=== Dataset entries ===
** START **
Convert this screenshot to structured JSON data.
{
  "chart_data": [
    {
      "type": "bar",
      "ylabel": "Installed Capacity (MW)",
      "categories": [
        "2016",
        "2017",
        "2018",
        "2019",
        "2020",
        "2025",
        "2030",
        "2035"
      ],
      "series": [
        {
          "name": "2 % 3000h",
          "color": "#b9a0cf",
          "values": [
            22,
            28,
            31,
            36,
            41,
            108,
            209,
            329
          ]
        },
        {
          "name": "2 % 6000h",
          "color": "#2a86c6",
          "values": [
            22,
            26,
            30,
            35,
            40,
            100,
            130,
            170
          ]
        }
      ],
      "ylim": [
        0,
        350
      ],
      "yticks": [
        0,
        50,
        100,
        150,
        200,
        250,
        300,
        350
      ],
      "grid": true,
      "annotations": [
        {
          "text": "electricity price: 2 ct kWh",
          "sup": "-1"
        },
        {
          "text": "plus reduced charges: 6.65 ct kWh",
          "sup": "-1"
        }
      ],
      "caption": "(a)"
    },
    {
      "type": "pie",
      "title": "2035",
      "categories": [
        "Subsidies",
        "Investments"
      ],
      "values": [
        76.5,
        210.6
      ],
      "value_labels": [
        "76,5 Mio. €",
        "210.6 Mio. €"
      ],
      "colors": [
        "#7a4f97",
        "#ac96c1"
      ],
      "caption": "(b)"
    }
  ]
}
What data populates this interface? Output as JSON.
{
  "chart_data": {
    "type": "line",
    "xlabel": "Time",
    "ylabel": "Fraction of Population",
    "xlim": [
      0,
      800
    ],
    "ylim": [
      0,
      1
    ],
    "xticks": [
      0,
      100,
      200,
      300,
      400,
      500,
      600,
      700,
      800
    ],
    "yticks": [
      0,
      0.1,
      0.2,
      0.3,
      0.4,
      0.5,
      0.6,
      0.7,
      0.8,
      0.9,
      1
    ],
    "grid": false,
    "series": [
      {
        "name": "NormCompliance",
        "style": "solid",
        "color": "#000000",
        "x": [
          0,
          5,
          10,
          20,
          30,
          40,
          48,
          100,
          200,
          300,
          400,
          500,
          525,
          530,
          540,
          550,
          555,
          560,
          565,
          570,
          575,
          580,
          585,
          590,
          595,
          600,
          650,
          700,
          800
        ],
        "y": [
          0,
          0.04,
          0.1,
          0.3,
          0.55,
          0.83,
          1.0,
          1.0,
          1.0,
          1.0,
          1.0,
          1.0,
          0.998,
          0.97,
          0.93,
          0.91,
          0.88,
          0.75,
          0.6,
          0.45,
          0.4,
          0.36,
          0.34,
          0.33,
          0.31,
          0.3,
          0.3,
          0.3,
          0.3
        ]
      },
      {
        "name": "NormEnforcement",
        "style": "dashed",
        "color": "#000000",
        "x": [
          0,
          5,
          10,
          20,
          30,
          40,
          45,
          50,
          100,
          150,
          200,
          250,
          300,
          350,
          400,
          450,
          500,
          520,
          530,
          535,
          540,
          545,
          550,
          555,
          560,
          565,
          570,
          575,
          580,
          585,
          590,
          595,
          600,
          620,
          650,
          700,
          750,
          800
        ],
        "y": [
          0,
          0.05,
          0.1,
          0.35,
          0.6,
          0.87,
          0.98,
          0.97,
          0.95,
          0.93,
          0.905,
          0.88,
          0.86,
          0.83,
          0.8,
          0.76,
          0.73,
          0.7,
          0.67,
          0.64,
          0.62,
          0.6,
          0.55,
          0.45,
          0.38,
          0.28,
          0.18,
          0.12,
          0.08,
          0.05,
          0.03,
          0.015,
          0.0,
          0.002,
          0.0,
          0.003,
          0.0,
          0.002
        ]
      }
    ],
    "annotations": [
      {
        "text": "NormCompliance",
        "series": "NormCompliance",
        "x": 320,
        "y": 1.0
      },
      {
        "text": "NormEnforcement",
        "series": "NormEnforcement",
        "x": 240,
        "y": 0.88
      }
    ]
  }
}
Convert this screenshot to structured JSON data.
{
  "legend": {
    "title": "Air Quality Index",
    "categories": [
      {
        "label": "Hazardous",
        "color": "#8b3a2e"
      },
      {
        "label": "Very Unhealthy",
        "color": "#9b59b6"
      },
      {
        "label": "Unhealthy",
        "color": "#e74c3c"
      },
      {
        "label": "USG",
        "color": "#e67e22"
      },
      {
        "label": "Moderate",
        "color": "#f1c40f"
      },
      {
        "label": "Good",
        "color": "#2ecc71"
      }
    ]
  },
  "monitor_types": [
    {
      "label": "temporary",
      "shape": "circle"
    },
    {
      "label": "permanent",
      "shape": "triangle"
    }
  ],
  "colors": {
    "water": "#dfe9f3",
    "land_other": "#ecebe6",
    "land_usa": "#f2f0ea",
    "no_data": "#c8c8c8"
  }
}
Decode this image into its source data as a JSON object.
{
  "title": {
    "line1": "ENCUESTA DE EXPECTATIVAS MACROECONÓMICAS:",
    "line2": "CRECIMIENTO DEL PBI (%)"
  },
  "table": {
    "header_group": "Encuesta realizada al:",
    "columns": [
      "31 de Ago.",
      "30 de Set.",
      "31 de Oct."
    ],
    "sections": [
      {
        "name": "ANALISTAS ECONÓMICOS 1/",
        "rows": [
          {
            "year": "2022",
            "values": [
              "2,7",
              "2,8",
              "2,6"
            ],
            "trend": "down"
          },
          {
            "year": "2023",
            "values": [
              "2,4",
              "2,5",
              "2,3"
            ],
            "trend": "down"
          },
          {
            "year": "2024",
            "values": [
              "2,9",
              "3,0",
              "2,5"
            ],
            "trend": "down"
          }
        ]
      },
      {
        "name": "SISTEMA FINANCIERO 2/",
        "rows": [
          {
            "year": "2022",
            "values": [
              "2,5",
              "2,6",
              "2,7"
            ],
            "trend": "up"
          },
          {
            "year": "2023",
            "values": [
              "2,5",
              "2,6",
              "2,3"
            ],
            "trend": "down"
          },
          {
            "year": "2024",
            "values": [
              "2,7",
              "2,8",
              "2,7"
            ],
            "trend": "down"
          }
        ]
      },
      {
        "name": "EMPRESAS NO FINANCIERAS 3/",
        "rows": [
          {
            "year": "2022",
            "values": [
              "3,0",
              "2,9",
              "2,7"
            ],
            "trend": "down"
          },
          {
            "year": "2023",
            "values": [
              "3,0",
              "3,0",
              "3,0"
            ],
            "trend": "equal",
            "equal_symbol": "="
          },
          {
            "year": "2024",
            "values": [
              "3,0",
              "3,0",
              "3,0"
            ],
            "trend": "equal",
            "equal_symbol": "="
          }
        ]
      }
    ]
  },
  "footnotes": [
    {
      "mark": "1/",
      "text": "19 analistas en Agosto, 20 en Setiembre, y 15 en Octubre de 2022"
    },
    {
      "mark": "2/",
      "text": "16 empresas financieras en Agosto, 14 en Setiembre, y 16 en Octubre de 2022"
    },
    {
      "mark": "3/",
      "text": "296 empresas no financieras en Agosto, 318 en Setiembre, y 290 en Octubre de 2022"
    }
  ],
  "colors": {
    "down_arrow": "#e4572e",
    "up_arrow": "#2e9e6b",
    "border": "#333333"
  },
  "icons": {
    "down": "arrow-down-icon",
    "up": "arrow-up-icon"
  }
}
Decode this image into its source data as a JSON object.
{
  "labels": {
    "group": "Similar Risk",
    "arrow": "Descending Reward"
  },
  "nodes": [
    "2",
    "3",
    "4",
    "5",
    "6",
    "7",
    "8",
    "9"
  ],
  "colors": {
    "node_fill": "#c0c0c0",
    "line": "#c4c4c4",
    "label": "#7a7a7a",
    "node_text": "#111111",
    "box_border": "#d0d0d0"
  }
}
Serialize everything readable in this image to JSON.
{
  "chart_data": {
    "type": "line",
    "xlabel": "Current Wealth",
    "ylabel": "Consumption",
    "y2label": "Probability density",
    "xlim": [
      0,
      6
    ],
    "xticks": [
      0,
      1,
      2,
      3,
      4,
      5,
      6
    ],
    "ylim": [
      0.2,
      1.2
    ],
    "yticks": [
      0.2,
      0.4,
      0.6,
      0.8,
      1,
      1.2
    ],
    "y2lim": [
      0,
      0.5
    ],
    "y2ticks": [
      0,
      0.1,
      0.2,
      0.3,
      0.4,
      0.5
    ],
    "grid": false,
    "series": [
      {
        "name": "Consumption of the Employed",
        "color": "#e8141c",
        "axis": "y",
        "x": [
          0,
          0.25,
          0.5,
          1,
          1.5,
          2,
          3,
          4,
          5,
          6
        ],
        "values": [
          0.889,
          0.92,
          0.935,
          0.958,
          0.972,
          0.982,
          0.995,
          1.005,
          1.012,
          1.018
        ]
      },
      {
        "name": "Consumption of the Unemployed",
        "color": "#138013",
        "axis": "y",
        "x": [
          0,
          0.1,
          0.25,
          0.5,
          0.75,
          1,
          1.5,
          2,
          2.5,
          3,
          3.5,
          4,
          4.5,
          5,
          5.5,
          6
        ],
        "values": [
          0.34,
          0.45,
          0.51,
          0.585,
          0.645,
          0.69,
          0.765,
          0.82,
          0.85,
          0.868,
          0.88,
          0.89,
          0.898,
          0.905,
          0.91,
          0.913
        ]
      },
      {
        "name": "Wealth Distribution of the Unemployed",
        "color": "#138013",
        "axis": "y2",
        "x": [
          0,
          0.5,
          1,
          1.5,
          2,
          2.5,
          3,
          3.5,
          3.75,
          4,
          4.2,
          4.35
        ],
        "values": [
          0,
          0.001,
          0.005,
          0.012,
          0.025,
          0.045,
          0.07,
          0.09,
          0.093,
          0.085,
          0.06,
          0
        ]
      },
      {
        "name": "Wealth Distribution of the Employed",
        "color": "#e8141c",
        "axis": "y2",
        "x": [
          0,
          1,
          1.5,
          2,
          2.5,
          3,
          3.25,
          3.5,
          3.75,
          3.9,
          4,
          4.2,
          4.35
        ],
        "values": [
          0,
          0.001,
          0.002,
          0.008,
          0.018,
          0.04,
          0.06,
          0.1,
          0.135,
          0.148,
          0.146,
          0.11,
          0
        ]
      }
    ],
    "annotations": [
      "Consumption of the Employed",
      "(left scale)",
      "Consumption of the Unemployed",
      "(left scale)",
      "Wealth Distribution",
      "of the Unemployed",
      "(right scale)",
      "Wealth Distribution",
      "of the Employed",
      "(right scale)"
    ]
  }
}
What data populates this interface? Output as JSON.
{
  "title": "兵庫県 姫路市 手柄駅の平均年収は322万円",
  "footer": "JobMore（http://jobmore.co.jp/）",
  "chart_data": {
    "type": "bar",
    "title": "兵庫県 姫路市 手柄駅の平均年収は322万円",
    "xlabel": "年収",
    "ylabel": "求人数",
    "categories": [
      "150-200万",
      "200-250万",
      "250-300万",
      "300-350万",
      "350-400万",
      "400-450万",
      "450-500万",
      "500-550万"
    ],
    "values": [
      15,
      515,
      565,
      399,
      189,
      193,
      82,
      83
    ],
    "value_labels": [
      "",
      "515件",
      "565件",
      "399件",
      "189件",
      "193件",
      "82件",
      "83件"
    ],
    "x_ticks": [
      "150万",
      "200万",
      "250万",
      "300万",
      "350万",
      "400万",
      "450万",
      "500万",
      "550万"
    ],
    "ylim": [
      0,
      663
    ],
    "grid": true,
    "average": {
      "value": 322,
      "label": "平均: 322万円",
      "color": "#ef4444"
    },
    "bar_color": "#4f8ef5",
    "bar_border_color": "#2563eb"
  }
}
** END **
=== WHAT IS BEING ASKED ===
Give every line of the material that includes the string "title".

=== THE COMPLETED TASK ===
      "title": "2035",
    "title": "Air Quality Index",
  "title": {
  "title": "兵庫県 姫路市 手柄駅の平均年収は322万円",
    "title": "兵庫県 姫路市 手柄駅の平均年収は322万円",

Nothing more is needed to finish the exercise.